*** Provided information ***

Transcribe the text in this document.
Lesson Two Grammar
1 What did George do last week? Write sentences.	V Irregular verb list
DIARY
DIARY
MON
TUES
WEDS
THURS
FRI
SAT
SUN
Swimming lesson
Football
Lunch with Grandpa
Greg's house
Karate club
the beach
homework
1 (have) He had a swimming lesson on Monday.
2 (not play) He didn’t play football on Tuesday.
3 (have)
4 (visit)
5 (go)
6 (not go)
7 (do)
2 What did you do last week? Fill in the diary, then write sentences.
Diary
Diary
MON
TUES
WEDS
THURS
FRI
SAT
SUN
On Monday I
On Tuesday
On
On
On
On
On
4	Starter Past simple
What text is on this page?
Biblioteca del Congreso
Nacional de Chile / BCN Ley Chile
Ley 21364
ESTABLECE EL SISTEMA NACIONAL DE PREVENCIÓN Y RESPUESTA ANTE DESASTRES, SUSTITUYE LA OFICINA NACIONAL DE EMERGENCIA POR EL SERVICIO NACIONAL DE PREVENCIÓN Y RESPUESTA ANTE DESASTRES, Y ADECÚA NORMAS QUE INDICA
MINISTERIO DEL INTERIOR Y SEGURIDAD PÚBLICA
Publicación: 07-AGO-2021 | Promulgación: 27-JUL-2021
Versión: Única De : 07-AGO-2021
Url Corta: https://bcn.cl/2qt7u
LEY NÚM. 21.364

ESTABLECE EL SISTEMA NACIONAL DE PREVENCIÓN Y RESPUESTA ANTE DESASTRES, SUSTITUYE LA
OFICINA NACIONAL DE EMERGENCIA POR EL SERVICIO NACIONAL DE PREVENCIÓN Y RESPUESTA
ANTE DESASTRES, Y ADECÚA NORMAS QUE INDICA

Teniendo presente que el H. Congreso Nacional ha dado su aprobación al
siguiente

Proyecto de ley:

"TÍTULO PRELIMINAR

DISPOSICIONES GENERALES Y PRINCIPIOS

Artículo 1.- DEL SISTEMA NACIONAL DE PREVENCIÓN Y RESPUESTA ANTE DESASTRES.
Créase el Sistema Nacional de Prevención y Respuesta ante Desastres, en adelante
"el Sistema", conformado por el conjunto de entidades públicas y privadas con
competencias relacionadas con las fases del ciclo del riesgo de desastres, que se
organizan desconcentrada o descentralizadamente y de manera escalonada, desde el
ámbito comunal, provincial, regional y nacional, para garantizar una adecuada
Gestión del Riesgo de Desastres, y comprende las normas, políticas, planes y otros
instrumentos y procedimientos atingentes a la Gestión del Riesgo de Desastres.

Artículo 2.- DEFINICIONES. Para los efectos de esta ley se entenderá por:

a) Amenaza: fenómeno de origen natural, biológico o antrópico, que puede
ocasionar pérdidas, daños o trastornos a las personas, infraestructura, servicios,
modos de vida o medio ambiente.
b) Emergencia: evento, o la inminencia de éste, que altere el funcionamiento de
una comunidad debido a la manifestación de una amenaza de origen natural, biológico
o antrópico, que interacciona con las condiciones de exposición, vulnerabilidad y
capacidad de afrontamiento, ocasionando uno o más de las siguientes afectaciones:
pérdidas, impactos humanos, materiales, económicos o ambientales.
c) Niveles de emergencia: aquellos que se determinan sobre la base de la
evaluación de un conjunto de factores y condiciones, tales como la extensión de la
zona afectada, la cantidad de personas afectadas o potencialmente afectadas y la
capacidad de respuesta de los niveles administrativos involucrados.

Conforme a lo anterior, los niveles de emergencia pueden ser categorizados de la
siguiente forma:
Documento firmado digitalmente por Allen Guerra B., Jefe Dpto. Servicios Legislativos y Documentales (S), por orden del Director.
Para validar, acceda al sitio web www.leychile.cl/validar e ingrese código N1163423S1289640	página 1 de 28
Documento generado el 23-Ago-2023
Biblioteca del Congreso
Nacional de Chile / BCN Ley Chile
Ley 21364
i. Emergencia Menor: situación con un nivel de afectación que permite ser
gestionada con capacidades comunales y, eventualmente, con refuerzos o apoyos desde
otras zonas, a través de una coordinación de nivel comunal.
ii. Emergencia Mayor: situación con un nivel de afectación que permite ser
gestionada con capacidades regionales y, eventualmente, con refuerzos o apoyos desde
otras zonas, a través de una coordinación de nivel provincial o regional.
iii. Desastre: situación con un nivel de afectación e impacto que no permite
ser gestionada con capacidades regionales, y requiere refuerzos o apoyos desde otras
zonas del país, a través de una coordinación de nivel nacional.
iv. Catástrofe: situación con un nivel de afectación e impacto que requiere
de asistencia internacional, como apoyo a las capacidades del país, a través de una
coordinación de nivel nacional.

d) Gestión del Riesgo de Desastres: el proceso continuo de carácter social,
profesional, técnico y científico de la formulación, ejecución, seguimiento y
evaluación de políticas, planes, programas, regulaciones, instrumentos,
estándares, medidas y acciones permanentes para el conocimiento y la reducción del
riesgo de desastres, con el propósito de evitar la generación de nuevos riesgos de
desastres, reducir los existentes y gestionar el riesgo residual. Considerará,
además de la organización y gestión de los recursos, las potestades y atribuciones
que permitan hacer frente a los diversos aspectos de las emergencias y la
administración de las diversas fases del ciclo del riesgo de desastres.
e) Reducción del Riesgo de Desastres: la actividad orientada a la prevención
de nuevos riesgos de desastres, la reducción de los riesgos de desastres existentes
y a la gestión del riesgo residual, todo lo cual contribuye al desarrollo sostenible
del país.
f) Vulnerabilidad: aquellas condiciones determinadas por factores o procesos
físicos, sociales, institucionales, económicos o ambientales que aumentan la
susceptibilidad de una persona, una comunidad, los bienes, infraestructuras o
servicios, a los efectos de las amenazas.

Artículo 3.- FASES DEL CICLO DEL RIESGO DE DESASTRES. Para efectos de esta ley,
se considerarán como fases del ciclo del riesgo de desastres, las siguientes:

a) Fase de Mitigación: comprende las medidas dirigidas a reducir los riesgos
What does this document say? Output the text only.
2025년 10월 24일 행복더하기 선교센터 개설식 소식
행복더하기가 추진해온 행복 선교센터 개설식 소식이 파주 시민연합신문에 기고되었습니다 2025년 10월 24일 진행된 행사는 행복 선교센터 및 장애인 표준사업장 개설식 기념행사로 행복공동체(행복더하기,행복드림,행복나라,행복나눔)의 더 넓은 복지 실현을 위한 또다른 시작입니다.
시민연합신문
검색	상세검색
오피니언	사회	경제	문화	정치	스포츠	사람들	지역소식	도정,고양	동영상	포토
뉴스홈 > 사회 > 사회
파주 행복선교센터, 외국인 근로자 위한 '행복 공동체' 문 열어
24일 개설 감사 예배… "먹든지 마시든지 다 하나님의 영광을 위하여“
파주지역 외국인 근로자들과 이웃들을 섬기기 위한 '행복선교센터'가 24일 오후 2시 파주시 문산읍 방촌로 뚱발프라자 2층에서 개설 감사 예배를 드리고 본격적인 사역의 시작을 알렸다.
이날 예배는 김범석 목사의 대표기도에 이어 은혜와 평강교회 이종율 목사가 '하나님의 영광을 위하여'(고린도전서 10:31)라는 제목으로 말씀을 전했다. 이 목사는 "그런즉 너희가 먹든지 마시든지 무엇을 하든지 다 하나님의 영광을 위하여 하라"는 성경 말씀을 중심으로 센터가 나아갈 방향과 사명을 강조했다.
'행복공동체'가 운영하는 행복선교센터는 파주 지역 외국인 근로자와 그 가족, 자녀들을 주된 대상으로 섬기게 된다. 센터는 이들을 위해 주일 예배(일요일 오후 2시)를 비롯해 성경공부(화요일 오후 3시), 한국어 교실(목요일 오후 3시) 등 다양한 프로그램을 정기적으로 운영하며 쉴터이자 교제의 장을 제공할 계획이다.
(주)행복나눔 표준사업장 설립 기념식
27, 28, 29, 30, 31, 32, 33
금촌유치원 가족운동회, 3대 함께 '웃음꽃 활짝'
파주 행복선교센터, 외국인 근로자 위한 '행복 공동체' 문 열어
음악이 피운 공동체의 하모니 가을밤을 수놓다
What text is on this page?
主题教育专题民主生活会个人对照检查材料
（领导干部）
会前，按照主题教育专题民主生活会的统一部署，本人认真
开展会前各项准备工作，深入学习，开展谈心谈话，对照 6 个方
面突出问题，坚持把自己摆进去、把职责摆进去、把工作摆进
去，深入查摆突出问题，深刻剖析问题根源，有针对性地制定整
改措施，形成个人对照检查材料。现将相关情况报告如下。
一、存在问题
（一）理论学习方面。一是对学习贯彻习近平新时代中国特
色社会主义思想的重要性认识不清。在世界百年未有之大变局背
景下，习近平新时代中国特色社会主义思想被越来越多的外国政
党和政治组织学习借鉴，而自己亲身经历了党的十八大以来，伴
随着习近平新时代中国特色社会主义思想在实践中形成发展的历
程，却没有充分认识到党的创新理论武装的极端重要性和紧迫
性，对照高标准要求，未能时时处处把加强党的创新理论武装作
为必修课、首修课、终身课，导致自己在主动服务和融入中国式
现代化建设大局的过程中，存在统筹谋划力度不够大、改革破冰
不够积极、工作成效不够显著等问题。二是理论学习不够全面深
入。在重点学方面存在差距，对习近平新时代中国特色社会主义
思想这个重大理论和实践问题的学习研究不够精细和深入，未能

***

Written request. Reproduce the listing above exactly from the line containing "What does this" through its last line, with both of those lines included.

Answer.
What does this document say? Output the text only.
2025년 10월 24일 행복더하기 선교센터 개설식 소식
행복더하기가 추진해온 행복 선교센터 개설식 소식이 파주 시민연합신문에 기고되었습니다 2025년 10월 24일 진행된 행사는 행복 선교센터 및 장애인 표준사업장 개설식 기념행사로 행복공동체(행복더하기,행복드림,행복나라,행복나눔)의 더 넓은 복지 실현을 위한 또다른 시작입니다.
시민연합신문
검색	상세검색
오피니언	사회	경제	문화	정치	스포츠	사람들	지역소식	도정,고양	동영상	포토
뉴스홈 > 사회 > 사회
파주 행복선교센터, 외국인 근로자 위한 '행복 공동체' 문 열어
24일 개설 감사 예배… "먹든지 마시든지 다 하나님의 영광을 위하여“
파주지역 외국인 근로자들과 이웃들을 섬기기 위한 '행복선교센터'가 24일 오후 2시 파주시 문산읍 방촌로 뚱발프라자 2층에서 개설 감사 예배를 드리고 본격적인 사역의 시작을 알렸다.
이날 예배는 김범석 목사의 대표기도에 이어 은혜와 평강교회 이종율 목사가 '하나님의 영광을 위하여'(고린도전서 10:31)라는 제목으로 말씀을 전했다. 이 목사는 "그런즉 너희가 먹든지 마시든지 무엇을 하든지 다 하나님의 영광을 위하여 하라"는 성경 말씀을 중심으로 센터가 나아갈 방향과 사명을 강조했다.
'행복공동체'가 운영하는 행복선교센터는 파주 지역 외국인 근로자와 그 가족, 자녀들을 주된 대상으로 섬기게 된다. 센터는 이들을 위해 주일 예배(일요일 오후 2시)를 비롯해 성경공부(화요일 오후 3시), 한국어 교실(목요일 오후 3시) 등 다양한 프로그램을 정기적으로 운영하며 쉴터이자 교제의 장을 제공할 계획이다.
(주)행복나눔 표준사업장 설립 기념식
27, 28, 29, 30, 31, 32, 33
금촌유치원 가족운동회, 3대 함께 '웃음꽃 활짝'
파주 행복선교센터, 외국인 근로자 위한 '행복 공동체' 문 열어
음악이 피운 공동체의 하모니 가을밤을 수놓다
What text is on this page?
主题教育专题民主生活会个人对照检查材料
（领导干部）
会前，按照主题教育专题民主生活会的统一部署，本人认真
开展会前各项准备工作，深入学习，开展谈心谈话，对照 6 个方
面突出问题，坚持把自己摆进去、把职责摆进去、把工作摆进
去，深入查摆突出问题，深刻剖析问题根源，有针对性地制定整
改措施，形成个人对照检查材料。现将相关情况报告如下。
一、存在问题
（一）理论学习方面。一是对学习贯彻习近平新时代中国特
色社会主义思想的重要性认识不清。在世界百年未有之大变局背
景下，习近平新时代中国特色社会主义思想被越来越多的外国政
党和政治组织学习借鉴，而自己亲身经历了党的十八大以来，伴
随着习近平新时代中国特色社会主义思想在实践中形成发展的历
程，却没有充分认识到党的创新理论武装的极端重要性和紧迫
性，对照高标准要求，未能时时处处把加强党的创新理论武装作
为必修课、首修课、终身课，导致自己在主动服务和融入中国式
现代化建设大局的过程中，存在统筹谋划力度不够大、改革破冰
不够积极、工作成效不够显著等问题。二是理论学习不够全面深
入。在重点学方面存在差距，对习近平新时代中国特色社会主义
思想这个重大理论和实践问题的学习研究不够精细和深入，未能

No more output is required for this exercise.